→ STATED PROBLEM
Give back the full listing, character for character, with no pictures.

→ ENTRIES PROVIDED
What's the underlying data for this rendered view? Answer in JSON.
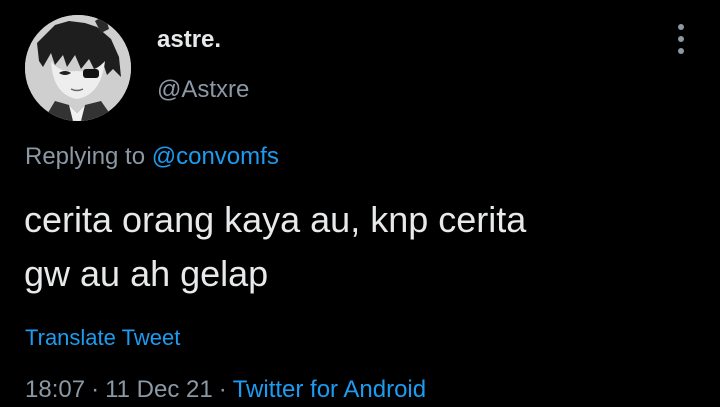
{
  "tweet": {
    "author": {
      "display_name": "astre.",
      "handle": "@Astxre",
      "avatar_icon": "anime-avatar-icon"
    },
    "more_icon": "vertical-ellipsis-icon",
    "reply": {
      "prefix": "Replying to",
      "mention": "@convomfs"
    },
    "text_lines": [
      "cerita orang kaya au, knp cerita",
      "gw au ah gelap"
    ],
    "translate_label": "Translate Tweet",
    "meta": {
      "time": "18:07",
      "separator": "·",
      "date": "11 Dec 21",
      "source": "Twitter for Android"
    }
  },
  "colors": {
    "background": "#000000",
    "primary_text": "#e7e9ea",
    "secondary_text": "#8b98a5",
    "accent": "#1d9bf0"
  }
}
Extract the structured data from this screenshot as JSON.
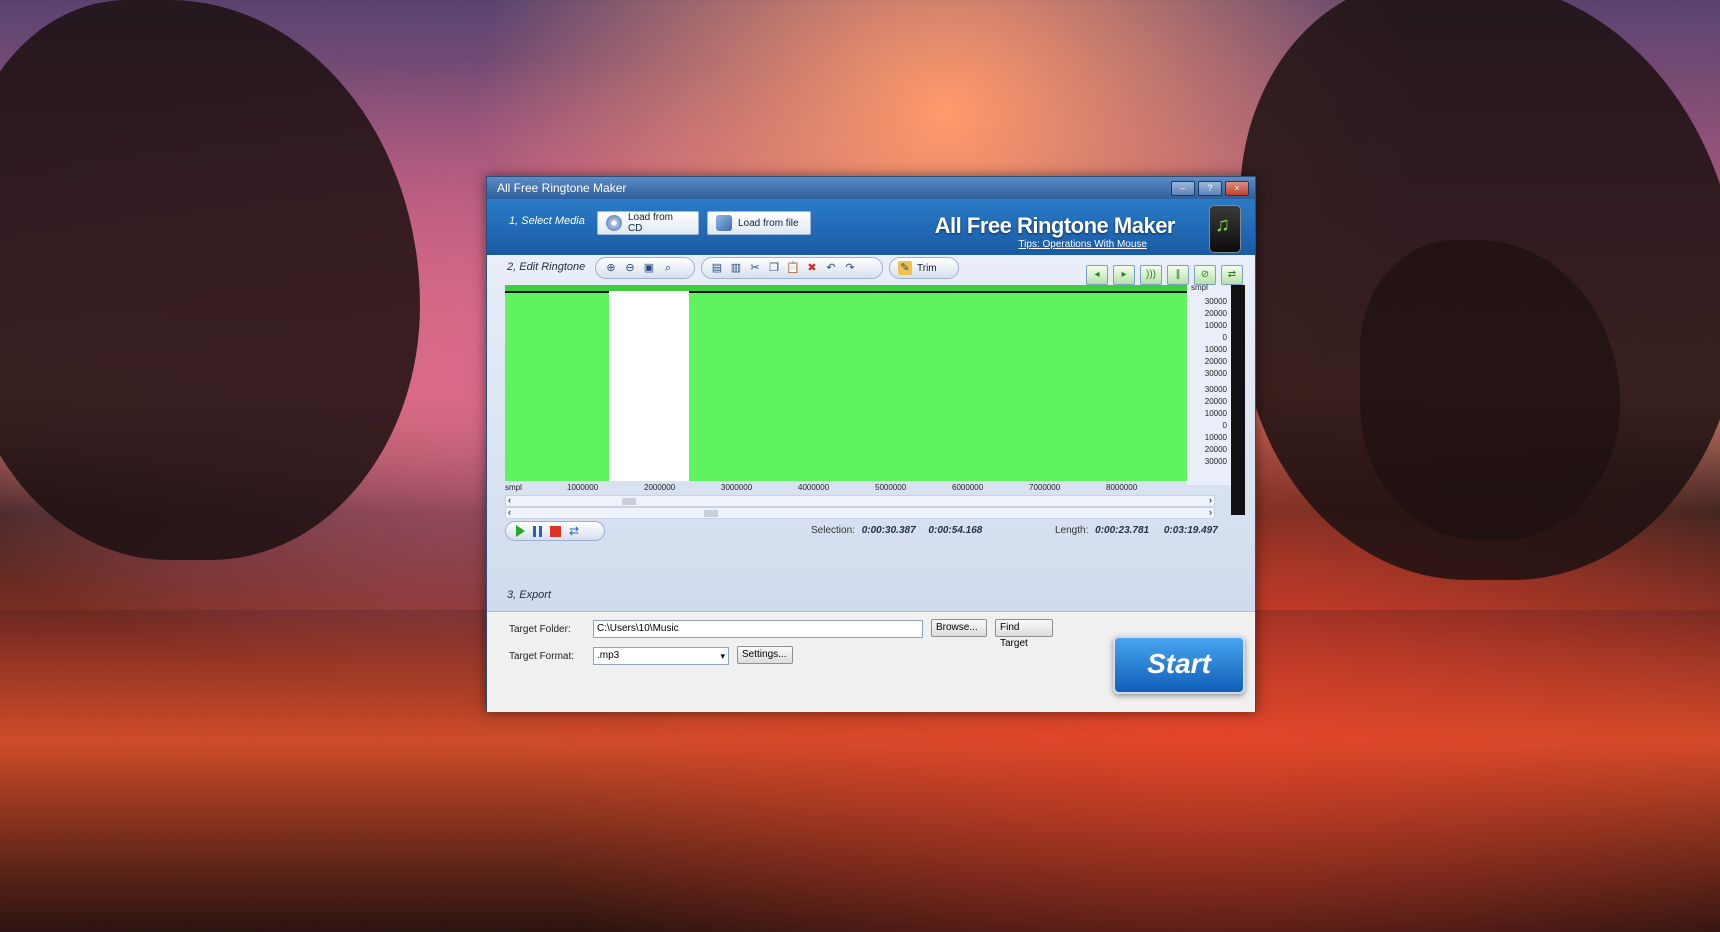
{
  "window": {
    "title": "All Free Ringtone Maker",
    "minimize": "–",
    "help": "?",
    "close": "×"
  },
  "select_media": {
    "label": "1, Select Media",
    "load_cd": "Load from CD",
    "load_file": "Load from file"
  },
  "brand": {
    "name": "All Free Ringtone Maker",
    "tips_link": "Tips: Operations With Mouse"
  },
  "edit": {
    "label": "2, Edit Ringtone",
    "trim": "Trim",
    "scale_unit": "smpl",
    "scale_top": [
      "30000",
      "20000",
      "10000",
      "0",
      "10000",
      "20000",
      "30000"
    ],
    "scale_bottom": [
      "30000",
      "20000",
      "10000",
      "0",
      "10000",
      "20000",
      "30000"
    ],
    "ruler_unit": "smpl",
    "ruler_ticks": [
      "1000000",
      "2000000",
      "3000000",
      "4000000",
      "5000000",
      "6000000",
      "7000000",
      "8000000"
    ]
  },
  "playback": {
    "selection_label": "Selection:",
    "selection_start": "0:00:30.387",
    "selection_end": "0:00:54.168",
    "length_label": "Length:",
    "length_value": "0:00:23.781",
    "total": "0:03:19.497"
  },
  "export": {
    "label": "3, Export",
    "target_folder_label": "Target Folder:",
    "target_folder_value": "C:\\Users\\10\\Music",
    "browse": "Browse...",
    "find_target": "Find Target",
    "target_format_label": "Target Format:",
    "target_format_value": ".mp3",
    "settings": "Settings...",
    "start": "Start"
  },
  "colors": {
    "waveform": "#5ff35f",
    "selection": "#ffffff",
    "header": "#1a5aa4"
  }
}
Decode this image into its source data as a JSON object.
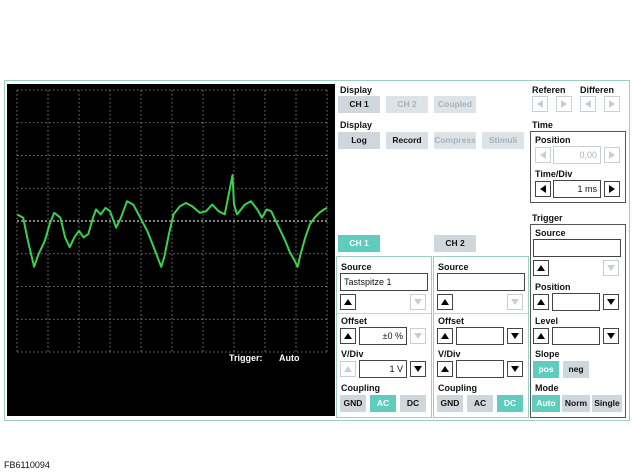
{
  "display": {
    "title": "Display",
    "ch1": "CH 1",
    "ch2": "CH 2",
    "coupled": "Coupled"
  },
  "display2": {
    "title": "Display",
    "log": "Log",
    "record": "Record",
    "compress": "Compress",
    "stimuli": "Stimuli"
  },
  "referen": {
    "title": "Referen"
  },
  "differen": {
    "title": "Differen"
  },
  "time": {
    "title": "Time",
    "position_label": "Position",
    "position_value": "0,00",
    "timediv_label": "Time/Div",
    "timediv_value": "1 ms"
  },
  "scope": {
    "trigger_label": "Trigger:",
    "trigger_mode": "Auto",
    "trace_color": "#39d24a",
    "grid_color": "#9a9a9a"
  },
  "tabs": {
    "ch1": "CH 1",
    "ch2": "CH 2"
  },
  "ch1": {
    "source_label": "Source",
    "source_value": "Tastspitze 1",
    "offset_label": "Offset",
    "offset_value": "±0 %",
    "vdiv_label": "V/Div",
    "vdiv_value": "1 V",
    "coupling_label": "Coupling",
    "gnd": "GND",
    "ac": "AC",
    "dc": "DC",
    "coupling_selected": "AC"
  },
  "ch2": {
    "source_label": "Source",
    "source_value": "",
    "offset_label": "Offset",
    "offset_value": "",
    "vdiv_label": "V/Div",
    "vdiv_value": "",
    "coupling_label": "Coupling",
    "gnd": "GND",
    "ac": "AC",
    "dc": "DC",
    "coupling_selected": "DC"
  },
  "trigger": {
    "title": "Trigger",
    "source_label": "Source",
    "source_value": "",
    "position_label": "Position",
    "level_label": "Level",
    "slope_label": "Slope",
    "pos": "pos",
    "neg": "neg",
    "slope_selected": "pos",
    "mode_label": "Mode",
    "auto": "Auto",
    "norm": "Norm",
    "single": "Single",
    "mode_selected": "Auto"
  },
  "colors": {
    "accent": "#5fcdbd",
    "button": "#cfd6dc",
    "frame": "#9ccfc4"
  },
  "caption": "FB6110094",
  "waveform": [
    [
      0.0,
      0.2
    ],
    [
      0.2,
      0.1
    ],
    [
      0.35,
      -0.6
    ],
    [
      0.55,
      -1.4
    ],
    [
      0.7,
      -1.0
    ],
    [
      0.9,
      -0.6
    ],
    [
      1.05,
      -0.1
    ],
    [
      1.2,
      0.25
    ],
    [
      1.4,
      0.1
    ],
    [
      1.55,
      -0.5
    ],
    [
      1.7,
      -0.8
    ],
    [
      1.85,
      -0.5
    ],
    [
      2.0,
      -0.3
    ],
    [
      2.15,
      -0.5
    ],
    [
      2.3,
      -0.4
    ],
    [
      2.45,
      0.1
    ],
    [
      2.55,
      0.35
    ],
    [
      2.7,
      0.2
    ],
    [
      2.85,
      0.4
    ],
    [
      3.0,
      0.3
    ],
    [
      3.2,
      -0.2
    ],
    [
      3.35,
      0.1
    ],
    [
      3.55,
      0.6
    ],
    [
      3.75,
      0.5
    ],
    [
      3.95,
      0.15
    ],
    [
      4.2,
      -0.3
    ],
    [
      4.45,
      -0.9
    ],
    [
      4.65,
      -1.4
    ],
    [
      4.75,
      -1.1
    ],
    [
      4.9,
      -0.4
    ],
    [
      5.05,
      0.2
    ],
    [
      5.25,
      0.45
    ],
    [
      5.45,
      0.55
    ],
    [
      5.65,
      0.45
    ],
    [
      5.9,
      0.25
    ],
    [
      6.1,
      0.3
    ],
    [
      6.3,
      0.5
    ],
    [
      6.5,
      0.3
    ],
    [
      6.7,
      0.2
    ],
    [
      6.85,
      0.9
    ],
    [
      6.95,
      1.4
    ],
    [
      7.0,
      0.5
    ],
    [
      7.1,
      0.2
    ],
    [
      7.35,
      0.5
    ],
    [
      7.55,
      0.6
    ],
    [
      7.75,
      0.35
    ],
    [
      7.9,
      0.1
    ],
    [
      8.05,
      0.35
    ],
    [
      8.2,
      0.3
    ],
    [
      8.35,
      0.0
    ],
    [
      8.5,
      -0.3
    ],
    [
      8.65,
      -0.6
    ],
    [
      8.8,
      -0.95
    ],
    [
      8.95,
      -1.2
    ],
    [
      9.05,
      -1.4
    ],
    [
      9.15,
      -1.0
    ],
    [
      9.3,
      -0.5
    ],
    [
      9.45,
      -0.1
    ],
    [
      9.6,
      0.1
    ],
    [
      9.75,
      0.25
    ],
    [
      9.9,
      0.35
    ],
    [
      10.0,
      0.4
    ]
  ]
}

→ REPLY TO THE TASK
What's the underlying data for this rendered view? Answer in JSON.
{
  "tweet": {
    "author": {
      "display_name": "astre.",
      "handle": "@Astxre",
      "avatar_icon": "anime-avatar-icon"
    },
    "more_icon": "vertical-ellipsis-icon",
    "reply": {
      "prefix": "Replying to",
      "mention": "@convomfs"
    },
    "text_lines": [
      "cerita orang kaya au, knp cerita",
      "gw au ah gelap"
    ],
    "translate_label": "Translate Tweet",
    "meta": {
      "time": "18:07",
      "separator": "·",
      "date": "11 Dec 21",
      "source": "Twitter for Android"
    }
  },
  "colors": {
    "background": "#000000",
    "primary_text": "#e7e9ea",
    "secondary_text": "#8b98a5",
    "accent": "#1d9bf0"
  }
}
Extract the structured data from this screenshot as JSON.
{
  "window": {
    "title": "All Free Ringtone Maker",
    "minimize": "–",
    "help": "?",
    "close": "×"
  },
  "select_media": {
    "label": "1, Select Media",
    "load_cd": "Load from CD",
    "load_file": "Load from file"
  },
  "brand": {
    "name": "All Free Ringtone Maker",
    "tips_link": "Tips: Operations With Mouse"
  },
  "edit": {
    "label": "2, Edit Ringtone",
    "trim": "Trim",
    "scale_unit": "smpl",
    "scale_top": [
      "30000",
      "20000",
      "10000",
      "0",
      "10000",
      "20000",
      "30000"
    ],
    "scale_bottom": [
      "30000",
      "20000",
      "10000",
      "0",
      "10000",
      "20000",
      "30000"
    ],
    "ruler_unit": "smpl",
    "ruler_ticks": [
      "1000000",
      "2000000",
      "3000000",
      "4000000",
      "5000000",
      "6000000",
      "7000000",
      "8000000"
    ]
  },
  "playback": {
    "selection_label": "Selection:",
    "selection_start": "0:00:30.387",
    "selection_end": "0:00:54.168",
    "length_label": "Length:",
    "length_value": "0:00:23.781",
    "total": "0:03:19.497"
  },
  "export": {
    "label": "3, Export",
    "target_folder_label": "Target Folder:",
    "target_folder_value": "C:\\Users\\10\\Music",
    "browse": "Browse...",
    "find_target": "Find Target",
    "target_format_label": "Target Format:",
    "target_format_value": ".mp3",
    "settings": "Settings...",
    "start": "Start"
  },
  "colors": {
    "waveform": "#5ff35f",
    "selection": "#ffffff",
    "header": "#1a5aa4"
  }
}
Decode this image into its source data as a JSON object.
{
  "display": {
    "title": "Display",
    "ch1": "CH 1",
    "ch2": "CH 2",
    "coupled": "Coupled"
  },
  "display2": {
    "title": "Display",
    "log": "Log",
    "record": "Record",
    "compress": "Compress",
    "stimuli": "Stimuli"
  },
  "referen": {
    "title": "Referen"
  },
  "differen": {
    "title": "Differen"
  },
  "time": {
    "title": "Time",
    "position_label": "Position",
    "position_value": "0,00",
    "timediv_label": "Time/Div",
    "timediv_value": "1 ms"
  },
  "scope": {
    "trigger_label": "Trigger:",
    "trigger_mode": "Auto",
    "trace_color": "#39d24a",
    "grid_color": "#9a9a9a"
  },
  "tabs": {
    "ch1": "CH 1",
    "ch2": "CH 2"
  },
  "ch1": {
    "source_label": "Source",
    "source_value": "Tastspitze 1",
    "offset_label": "Offset",
    "offset_value": "±0 %",
    "vdiv_label": "V/Div",
    "vdiv_value": "1 V",
    "coupling_label": "Coupling",
    "gnd": "GND",
    "ac": "AC",
    "dc": "DC",
    "coupling_selected": "AC"
  },
  "ch2": {
    "source_label": "Source",
    "source_value": "",
    "offset_label": "Offset",
    "offset_value": "",
    "vdiv_label": "V/Div",
    "vdiv_value": "",
    "coupling_label": "Coupling",
    "gnd": "GND",
    "ac": "AC",
    "dc": "DC",
    "coupling_selected": "DC"
  },
  "trigger": {
    "title": "Trigger",
    "source_label": "Source",
    "source_value": "",
    "position_label": "Position",
    "level_label": "Level",
    "slope_label": "Slope",
    "pos": "pos",
    "neg": "neg",
    "slope_selected": "pos",
    "mode_label": "Mode",
    "auto": "Auto",
    "norm": "Norm",
    "single": "Single",
    "mode_selected": "Auto"
  },
  "colors": {
    "accent": "#5fcdbd",
    "button": "#cfd6dc",
    "frame": "#9ccfc4"
  },
  "caption": "FB6110094",
  "waveform": [
    [
      0.0,
      0.2
    ],
    [
      0.2,
      0.1
    ],
    [
      0.35,
      -0.6
    ],
    [
      0.55,
      -1.4
    ],
    [
      0.7,
      -1.0
    ],
    [
      0.9,
      -0.6
    ],
    [
      1.05,
      -0.1
    ],
    [
      1.2,
      0.25
    ],
    [
      1.4,
      0.1
    ],
    [
      1.55,
      -0.5
    ],
    [
      1.7,
      -0.8
    ],
    [
      1.85,
      -0.5
    ],
    [
      2.0,
      -0.3
    ],
    [
      2.15,
      -0.5
    ],
    [
      2.3,
      -0.4
    ],
    [
      2.45,
      0.1
    ],
    [
      2.55,
      0.35
    ],
    [
      2.7,
      0.2
    ],
    [
      2.85,
      0.4
    ],
    [
      3.0,
      0.3
    ],
    [
      3.2,
      -0.2
    ],
    [
      3.35,
      0.1
    ],
    [
      3.55,
      0.6
    ],
    [
      3.75,
      0.5
    ],
    [
      3.95,
      0.15
    ],
    [
      4.2,
      -0.3
    ],
    [
      4.45,
      -0.9
    ],
    [
      4.65,
      -1.4
    ],
    [
      4.75,
      -1.1
    ],
    [
      4.9,
      -0.4
    ],
    [
      5.05,
      0.2
    ],
    [
      5.25,
      0.45
    ],
    [
      5.45,
      0.55
    ],
    [
      5.65,
      0.45
    ],
    [
      5.9,
      0.25
    ],
    [
      6.1,
      0.3
    ],
    [
      6.3,
      0.5
    ],
    [
      6.5,
      0.3
    ],
    [
      6.7,
      0.2
    ],
    [
      6.85,
      0.9
    ],
    [
      6.95,
      1.4
    ],
    [
      7.0,
      0.5
    ],
    [
      7.1,
      0.2
    ],
    [
      7.35,
      0.5
    ],
    [
      7.55,
      0.6
    ],
    [
      7.75,
      0.35
    ],
    [
      7.9,
      0.1
    ],
    [
      8.05,
      0.35
    ],
    [
      8.2,
      0.3
    ],
    [
      8.35,
      0.0
    ],
    [
      8.5,
      -0.3
    ],
    [
      8.65,
      -0.6
    ],
    [
      8.8,
      -0.95
    ],
    [
      8.95,
      -1.2
    ],
    [
      9.05,
      -1.4
    ],
    [
      9.15,
      -1.0
    ],
    [
      9.3,
      -0.5
    ],
    [
      9.45,
      -0.1
    ],
    [
      9.6,
      0.1
    ],
    [
      9.75,
      0.25
    ],
    [
      9.9,
      0.35
    ],
    [
      10.0,
      0.4
    ]
  ]
}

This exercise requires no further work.